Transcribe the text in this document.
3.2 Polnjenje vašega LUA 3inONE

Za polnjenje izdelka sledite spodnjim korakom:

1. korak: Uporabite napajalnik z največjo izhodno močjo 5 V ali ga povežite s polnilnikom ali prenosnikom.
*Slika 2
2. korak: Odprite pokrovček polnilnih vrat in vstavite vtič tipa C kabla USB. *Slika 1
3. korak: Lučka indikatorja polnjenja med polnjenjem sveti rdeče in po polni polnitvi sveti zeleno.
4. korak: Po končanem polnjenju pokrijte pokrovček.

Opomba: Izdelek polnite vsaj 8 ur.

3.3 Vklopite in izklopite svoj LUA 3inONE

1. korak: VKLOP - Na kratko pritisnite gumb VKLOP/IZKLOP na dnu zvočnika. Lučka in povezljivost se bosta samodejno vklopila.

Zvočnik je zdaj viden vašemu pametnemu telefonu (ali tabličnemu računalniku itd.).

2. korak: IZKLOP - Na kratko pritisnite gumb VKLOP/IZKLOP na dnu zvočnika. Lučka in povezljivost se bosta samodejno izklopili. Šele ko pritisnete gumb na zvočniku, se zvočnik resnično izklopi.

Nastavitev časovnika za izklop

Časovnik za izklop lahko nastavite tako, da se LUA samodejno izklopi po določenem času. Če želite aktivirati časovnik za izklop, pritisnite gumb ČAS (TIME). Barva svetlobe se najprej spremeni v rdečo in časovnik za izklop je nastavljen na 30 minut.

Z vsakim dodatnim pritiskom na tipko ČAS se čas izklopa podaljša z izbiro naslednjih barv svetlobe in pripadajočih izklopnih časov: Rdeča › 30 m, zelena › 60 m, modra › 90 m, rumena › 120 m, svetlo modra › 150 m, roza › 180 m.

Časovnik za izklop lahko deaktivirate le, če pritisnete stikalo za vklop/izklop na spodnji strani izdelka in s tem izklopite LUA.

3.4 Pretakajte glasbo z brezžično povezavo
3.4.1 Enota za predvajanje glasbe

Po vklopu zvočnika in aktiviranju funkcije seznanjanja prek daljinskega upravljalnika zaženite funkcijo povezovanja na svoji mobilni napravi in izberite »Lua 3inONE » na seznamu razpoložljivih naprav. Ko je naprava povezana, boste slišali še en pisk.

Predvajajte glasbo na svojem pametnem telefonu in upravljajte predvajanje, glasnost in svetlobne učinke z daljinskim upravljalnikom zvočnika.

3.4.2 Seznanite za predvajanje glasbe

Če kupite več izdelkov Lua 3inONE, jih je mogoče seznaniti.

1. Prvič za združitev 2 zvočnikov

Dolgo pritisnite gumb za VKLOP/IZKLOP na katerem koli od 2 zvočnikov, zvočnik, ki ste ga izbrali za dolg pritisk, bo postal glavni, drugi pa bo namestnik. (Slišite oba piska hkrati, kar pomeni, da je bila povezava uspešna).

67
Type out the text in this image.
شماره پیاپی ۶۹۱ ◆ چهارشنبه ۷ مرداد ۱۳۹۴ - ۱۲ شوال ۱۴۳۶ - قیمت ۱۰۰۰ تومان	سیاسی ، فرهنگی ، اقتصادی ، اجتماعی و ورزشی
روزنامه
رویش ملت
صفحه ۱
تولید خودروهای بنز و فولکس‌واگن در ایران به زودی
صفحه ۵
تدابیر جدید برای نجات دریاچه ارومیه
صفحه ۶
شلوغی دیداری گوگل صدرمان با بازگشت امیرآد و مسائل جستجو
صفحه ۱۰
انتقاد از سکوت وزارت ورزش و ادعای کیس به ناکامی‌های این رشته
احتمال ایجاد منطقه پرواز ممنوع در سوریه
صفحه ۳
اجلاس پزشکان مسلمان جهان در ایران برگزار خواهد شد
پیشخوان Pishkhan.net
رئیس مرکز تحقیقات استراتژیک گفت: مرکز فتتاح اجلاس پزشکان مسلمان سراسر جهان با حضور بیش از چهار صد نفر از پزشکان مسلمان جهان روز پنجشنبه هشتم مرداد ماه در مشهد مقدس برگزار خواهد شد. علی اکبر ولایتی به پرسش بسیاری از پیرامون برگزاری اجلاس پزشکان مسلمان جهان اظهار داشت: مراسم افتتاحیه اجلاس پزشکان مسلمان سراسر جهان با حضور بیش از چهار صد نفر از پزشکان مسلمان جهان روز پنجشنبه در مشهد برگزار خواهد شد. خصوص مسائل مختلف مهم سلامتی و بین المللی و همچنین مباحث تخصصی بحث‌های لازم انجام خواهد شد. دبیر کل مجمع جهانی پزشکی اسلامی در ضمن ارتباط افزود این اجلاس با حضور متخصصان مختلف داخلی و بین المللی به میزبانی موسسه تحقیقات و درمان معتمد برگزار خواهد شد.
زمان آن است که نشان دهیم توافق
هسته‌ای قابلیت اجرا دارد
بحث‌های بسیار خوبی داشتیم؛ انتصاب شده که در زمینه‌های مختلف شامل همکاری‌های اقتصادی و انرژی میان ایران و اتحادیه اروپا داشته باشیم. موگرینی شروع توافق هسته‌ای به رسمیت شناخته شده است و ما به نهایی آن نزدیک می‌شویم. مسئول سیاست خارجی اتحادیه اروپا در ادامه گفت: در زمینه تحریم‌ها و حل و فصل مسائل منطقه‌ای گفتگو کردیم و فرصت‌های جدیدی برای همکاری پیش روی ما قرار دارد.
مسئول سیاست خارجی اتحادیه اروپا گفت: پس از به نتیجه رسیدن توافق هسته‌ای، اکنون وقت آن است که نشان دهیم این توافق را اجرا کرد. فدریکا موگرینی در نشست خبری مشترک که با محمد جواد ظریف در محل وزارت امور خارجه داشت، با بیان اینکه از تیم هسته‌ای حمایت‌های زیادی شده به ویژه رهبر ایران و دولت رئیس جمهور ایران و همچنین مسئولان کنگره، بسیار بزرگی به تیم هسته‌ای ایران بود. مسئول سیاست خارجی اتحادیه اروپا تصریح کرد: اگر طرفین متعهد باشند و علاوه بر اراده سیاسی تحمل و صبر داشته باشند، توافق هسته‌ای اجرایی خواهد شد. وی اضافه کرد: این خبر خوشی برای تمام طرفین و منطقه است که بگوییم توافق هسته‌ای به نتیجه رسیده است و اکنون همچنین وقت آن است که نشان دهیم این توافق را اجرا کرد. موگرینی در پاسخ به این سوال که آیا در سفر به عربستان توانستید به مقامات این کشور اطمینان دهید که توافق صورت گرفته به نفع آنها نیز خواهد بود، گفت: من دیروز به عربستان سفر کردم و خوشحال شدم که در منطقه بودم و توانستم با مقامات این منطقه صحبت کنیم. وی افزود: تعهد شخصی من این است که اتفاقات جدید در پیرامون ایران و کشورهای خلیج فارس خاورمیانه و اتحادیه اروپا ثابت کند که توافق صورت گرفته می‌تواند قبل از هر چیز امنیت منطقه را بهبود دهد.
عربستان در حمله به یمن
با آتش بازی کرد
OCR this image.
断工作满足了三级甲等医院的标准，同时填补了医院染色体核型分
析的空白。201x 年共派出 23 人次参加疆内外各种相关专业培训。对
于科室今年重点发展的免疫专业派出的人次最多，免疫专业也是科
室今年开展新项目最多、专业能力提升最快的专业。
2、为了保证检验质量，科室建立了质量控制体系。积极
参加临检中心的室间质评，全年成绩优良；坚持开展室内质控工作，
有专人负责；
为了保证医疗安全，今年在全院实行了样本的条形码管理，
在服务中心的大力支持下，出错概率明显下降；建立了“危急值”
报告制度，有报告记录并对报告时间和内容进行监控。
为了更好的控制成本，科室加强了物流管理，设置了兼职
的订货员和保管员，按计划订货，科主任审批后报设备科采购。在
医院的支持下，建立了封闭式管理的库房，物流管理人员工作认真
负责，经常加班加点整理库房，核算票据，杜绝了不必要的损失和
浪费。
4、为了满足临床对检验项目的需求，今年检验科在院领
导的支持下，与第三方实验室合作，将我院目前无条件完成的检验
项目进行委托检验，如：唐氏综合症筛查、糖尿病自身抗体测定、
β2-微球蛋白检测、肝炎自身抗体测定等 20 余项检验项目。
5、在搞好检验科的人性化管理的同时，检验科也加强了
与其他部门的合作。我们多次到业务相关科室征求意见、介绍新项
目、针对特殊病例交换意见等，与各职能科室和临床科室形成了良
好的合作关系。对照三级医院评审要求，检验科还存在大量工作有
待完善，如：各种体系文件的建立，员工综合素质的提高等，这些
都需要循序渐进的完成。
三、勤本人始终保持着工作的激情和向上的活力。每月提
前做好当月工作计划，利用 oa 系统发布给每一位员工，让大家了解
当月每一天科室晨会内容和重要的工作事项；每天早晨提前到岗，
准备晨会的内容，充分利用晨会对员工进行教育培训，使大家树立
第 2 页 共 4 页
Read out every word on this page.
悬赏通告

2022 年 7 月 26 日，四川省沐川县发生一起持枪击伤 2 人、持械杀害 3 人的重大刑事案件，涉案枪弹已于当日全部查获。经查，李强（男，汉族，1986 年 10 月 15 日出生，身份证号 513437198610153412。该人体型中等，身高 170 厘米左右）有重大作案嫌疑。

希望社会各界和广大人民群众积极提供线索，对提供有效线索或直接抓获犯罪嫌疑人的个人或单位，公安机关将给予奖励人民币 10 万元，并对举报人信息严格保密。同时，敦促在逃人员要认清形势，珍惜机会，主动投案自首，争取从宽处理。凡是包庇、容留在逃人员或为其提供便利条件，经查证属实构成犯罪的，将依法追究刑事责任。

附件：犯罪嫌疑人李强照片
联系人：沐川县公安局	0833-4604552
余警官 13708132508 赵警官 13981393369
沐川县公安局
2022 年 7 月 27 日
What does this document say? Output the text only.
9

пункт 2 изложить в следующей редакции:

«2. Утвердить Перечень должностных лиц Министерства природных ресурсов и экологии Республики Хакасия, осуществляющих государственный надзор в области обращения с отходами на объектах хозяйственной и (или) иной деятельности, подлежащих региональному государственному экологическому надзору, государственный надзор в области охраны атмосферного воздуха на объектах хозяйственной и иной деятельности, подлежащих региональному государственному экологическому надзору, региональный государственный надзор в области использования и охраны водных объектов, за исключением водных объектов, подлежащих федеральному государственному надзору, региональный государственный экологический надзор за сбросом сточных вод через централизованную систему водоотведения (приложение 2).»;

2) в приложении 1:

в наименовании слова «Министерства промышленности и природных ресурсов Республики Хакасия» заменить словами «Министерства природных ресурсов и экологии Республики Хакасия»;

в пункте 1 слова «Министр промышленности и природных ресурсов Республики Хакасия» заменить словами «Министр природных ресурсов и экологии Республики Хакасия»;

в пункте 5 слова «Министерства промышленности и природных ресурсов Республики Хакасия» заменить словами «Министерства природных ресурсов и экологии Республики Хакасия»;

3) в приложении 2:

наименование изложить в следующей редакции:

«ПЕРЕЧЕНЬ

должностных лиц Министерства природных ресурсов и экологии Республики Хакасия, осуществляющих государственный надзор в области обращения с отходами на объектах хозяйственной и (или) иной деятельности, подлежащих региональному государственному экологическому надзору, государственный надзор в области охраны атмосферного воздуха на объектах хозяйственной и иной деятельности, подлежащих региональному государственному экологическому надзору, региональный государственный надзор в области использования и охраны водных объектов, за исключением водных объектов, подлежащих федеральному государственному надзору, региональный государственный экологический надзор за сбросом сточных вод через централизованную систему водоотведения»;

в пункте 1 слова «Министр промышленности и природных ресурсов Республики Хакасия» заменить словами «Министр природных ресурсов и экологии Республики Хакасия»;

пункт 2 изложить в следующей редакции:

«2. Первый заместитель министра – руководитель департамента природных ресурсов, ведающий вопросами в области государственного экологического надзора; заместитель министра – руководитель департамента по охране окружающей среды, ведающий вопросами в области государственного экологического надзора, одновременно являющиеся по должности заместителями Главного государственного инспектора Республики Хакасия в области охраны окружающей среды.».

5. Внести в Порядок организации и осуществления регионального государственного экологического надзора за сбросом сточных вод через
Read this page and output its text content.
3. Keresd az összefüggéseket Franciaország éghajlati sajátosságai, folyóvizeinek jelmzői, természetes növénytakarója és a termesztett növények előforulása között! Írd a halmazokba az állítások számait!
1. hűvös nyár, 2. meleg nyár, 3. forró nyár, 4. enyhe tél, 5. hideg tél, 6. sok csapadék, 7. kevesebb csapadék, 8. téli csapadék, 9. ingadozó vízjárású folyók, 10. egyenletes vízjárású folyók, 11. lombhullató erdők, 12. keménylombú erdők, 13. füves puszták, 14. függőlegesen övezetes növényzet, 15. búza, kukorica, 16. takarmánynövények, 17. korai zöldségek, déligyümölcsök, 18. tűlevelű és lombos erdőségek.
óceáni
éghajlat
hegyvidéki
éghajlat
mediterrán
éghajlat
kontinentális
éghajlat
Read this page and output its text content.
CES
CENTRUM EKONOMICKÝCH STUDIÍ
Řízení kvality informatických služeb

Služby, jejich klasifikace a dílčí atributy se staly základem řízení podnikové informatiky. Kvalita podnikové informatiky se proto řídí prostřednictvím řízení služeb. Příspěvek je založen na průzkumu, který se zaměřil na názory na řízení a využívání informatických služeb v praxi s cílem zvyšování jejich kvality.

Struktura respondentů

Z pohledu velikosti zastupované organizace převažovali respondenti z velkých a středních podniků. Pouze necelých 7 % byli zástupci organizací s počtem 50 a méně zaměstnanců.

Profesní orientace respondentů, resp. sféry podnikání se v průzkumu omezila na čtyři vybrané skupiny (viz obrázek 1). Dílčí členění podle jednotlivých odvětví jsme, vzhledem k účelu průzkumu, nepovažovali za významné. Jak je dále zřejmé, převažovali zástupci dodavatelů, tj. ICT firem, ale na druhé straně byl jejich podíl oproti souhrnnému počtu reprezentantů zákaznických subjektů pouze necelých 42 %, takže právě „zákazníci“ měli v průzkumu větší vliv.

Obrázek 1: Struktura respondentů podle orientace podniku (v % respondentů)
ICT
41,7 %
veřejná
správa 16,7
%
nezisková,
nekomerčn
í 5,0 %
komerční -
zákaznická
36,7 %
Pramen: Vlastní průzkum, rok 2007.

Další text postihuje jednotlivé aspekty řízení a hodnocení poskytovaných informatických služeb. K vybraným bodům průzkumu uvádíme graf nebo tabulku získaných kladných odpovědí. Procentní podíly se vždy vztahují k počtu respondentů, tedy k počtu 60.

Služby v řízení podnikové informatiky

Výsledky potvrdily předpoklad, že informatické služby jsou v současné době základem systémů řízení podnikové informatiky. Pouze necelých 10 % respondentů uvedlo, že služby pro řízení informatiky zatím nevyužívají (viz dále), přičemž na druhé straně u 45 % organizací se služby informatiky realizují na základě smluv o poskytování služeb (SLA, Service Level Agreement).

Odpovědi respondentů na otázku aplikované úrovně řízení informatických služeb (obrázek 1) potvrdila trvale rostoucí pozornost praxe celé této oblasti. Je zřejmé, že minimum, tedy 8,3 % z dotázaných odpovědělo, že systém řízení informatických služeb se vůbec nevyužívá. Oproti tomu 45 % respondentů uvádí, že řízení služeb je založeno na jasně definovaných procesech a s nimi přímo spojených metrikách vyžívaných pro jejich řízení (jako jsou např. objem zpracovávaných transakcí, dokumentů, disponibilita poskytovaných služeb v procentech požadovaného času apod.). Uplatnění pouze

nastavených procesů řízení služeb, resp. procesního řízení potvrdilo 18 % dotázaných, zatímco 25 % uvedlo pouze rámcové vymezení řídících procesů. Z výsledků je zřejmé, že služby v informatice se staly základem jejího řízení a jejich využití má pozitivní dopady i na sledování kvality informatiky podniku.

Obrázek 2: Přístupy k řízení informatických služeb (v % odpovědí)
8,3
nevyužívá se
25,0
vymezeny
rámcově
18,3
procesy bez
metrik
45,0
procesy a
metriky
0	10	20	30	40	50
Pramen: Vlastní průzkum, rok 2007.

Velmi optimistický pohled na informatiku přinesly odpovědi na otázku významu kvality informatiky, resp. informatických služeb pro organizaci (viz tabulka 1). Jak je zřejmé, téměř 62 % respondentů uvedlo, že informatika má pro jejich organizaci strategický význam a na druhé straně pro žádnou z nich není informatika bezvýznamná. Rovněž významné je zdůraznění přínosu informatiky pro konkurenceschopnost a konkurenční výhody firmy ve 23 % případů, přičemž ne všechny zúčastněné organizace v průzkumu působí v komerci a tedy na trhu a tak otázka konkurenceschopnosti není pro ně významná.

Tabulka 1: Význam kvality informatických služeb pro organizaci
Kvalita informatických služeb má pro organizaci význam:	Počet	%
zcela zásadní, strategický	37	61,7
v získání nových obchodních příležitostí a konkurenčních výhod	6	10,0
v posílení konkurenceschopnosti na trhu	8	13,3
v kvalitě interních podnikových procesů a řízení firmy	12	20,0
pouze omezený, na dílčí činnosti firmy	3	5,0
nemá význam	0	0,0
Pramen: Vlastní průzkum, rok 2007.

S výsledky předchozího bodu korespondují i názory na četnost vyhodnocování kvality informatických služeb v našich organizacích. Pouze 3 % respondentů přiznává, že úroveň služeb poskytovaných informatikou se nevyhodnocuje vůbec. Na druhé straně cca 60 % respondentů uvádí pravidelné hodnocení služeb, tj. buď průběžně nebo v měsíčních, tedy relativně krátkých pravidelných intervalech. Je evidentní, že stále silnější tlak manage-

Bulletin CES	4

========================

§ **Exercise directions**
Where does the word "слова" appear in the listing? List each line that holds it.

§ **Exercise response**
в наименовании слова «Министерства промышленности и природных ресурсов Республики Хакасия» заменить словами «Министерства природных ресурсов и экологии Республики Хакасия»;
в пункте 1 слова «Министр промышленности и природных ресурсов Республики Хакасия» заменить словами «Министр природных ресурсов и экологии Республики Хакасия»;
в пункте 5 слова «Министерства промышленности и природных ресурсов Республики Хакасия» заменить словами «Министерства природных ресурсов и экологии Республики Хакасия»;
в пункте 1 слова «Министр промышленности и природных ресурсов Республики Хакасия» заменить словами «Министр природных ресурсов и экологии Республики Хакасия»;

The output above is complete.